--- start SOURCE RECORDS ---

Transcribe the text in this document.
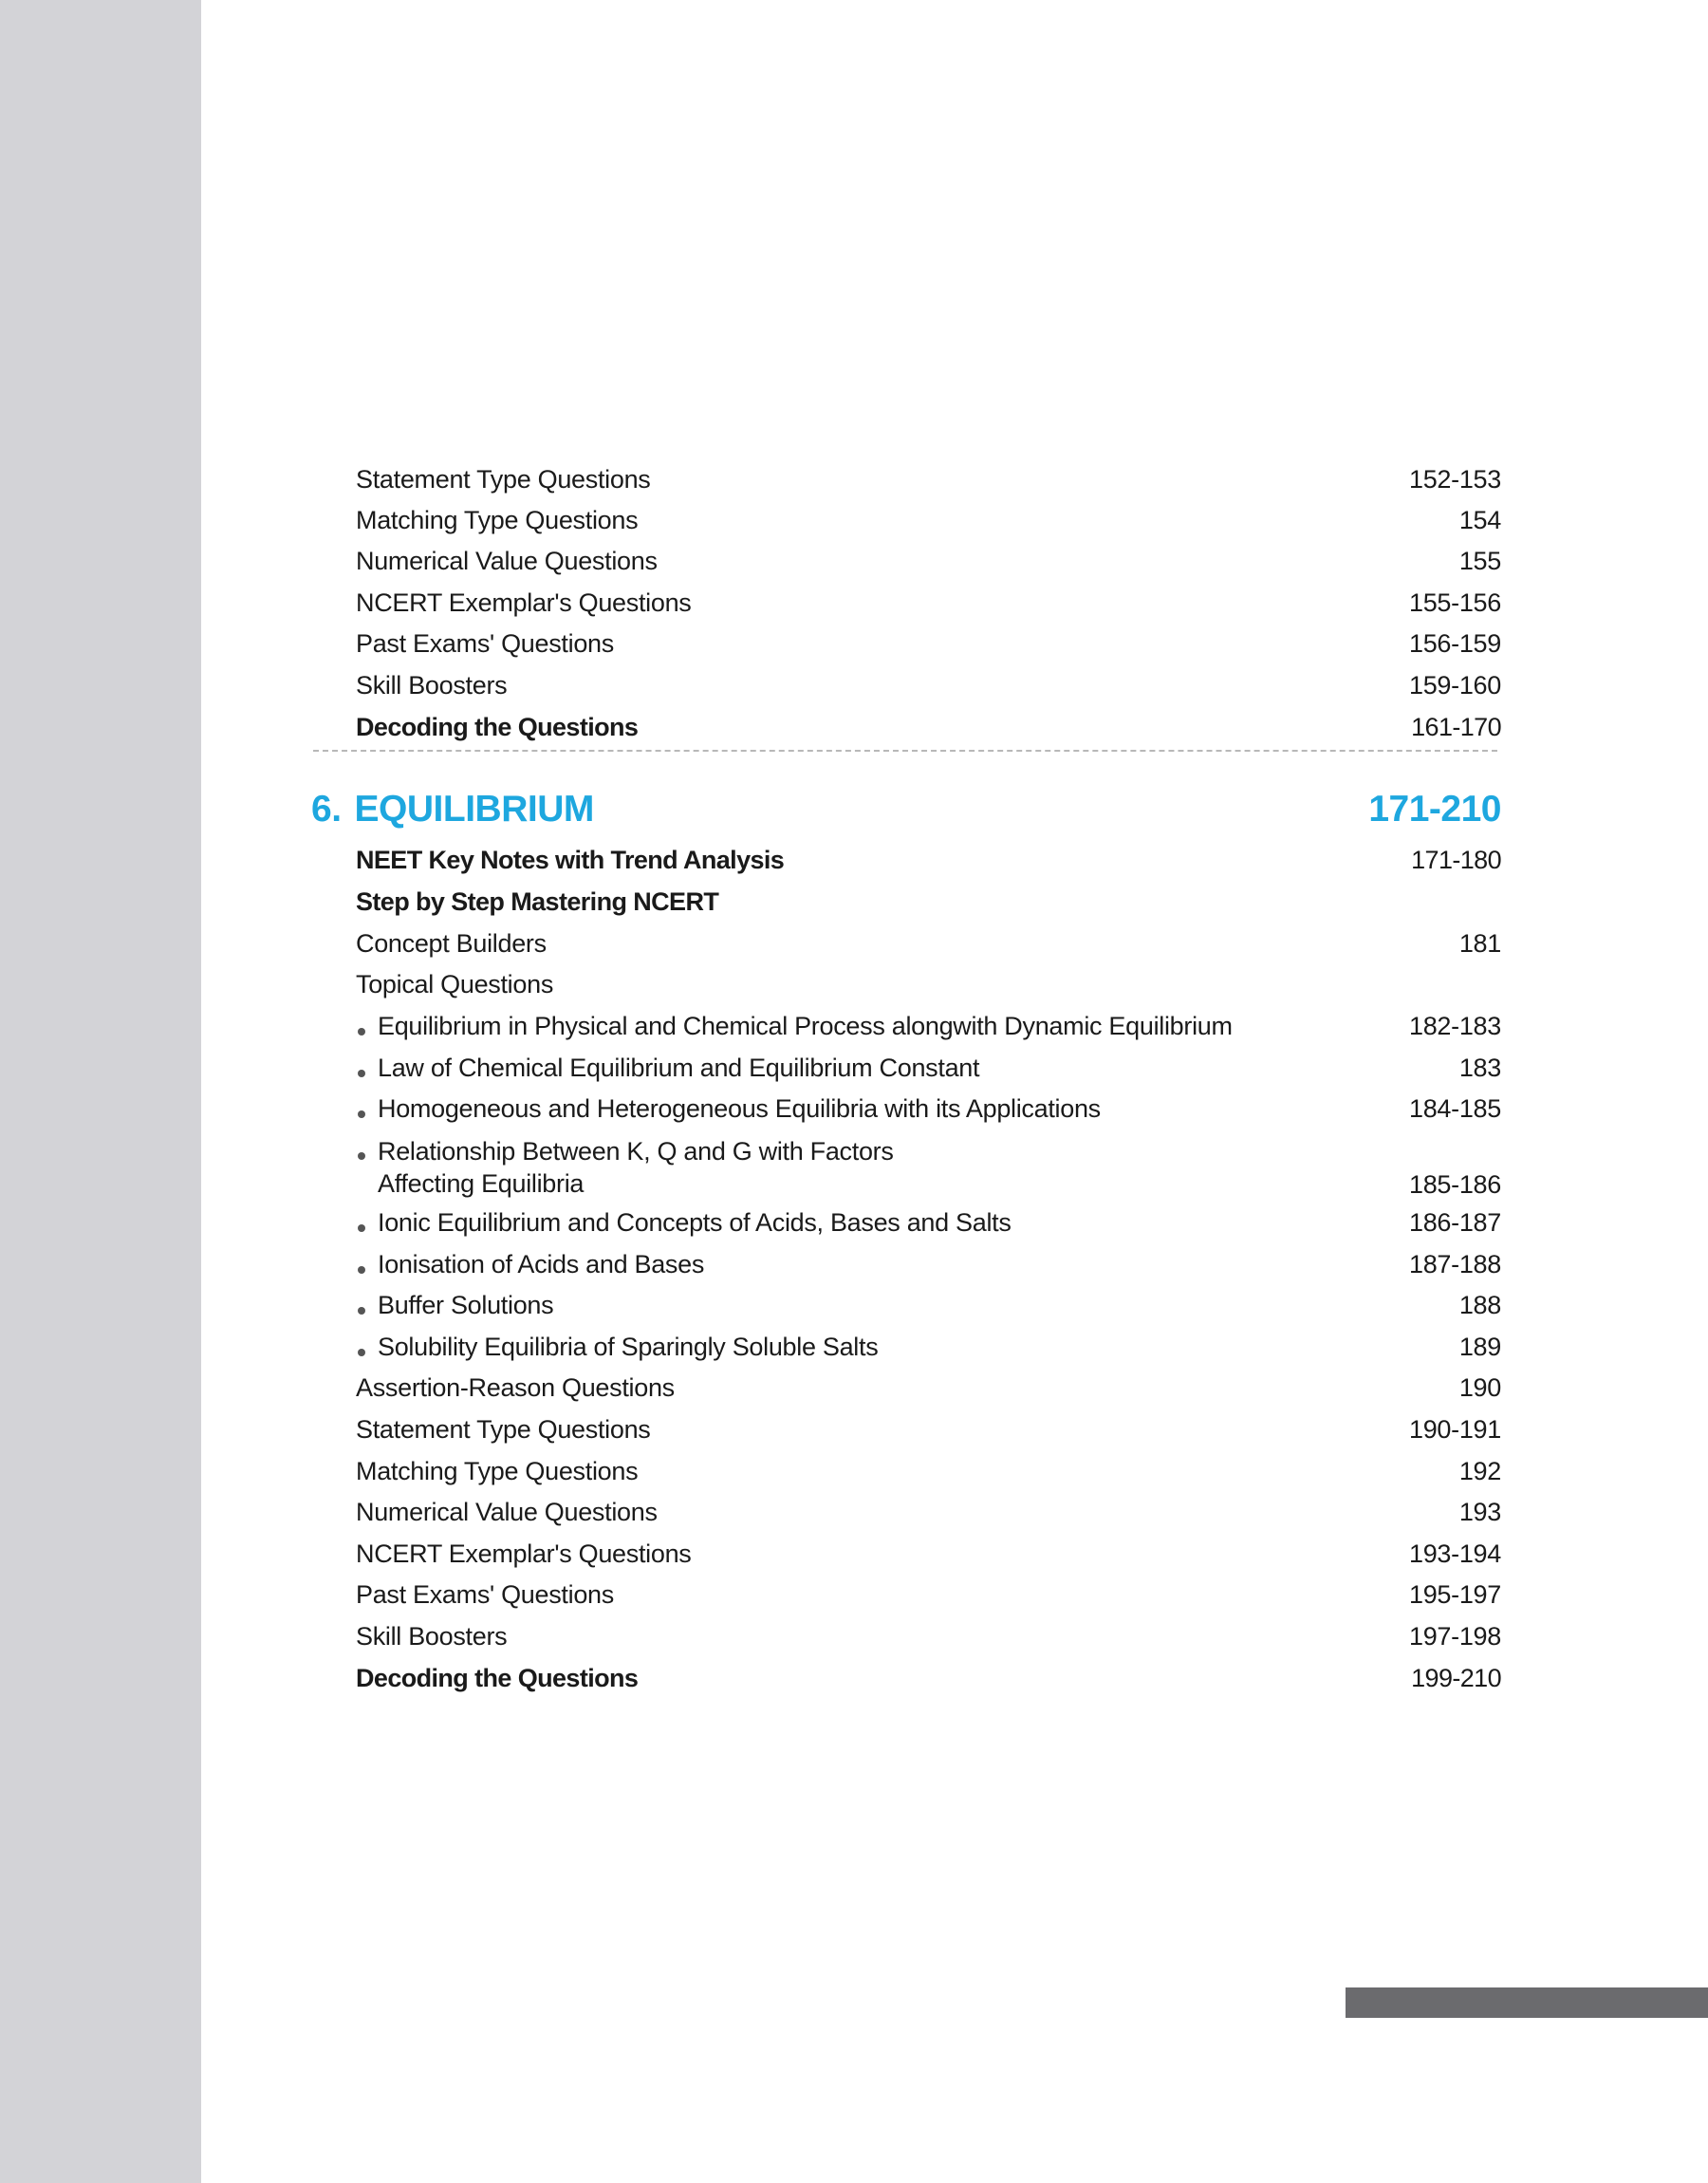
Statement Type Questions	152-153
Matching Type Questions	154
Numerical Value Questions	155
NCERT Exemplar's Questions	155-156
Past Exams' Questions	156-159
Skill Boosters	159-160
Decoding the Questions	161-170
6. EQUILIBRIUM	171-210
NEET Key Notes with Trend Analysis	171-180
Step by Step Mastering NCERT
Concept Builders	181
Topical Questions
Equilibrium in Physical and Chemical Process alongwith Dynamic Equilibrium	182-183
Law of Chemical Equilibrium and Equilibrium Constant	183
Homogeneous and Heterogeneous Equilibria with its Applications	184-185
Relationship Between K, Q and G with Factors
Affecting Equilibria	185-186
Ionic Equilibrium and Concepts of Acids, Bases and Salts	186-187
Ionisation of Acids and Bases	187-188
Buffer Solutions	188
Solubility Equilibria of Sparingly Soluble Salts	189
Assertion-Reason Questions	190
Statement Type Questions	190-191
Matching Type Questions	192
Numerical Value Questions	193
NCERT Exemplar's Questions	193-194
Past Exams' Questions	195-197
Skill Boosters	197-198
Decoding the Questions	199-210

--- end SOURCE RECORDS ---

> **TASK TO CARRY OUT**
Make an exact copy of the listing above. Do not include the pictures.

> **CORRECT ANSWER**
Transcribe the text in this document.
Statement Type Questions	152-153
Matching Type Questions	154
Numerical Value Questions	155
NCERT Exemplar's Questions	155-156
Past Exams' Questions	156-159
Skill Boosters	159-160
Decoding the Questions	161-170
6. EQUILIBRIUM	171-210
NEET Key Notes with Trend Analysis	171-180
Step by Step Mastering NCERT
Concept Builders	181
Topical Questions
Equilibrium in Physical and Chemical Process alongwith Dynamic Equilibrium	182-183
Law of Chemical Equilibrium and Equilibrium Constant	183
Homogeneous and Heterogeneous Equilibria with its Applications	184-185
Relationship Between K, Q and G with Factors
Affecting Equilibria	185-186
Ionic Equilibrium and Concepts of Acids, Bases and Salts	186-187
Ionisation of Acids and Bases	187-188
Buffer Solutions	188
Solubility Equilibria of Sparingly Soluble Salts	189
Assertion-Reason Questions	190
Statement Type Questions	190-191
Matching Type Questions	192
Numerical Value Questions	193
NCERT Exemplar's Questions	193-194
Past Exams' Questions	195-197
Skill Boosters	197-198
Decoding the Questions	199-210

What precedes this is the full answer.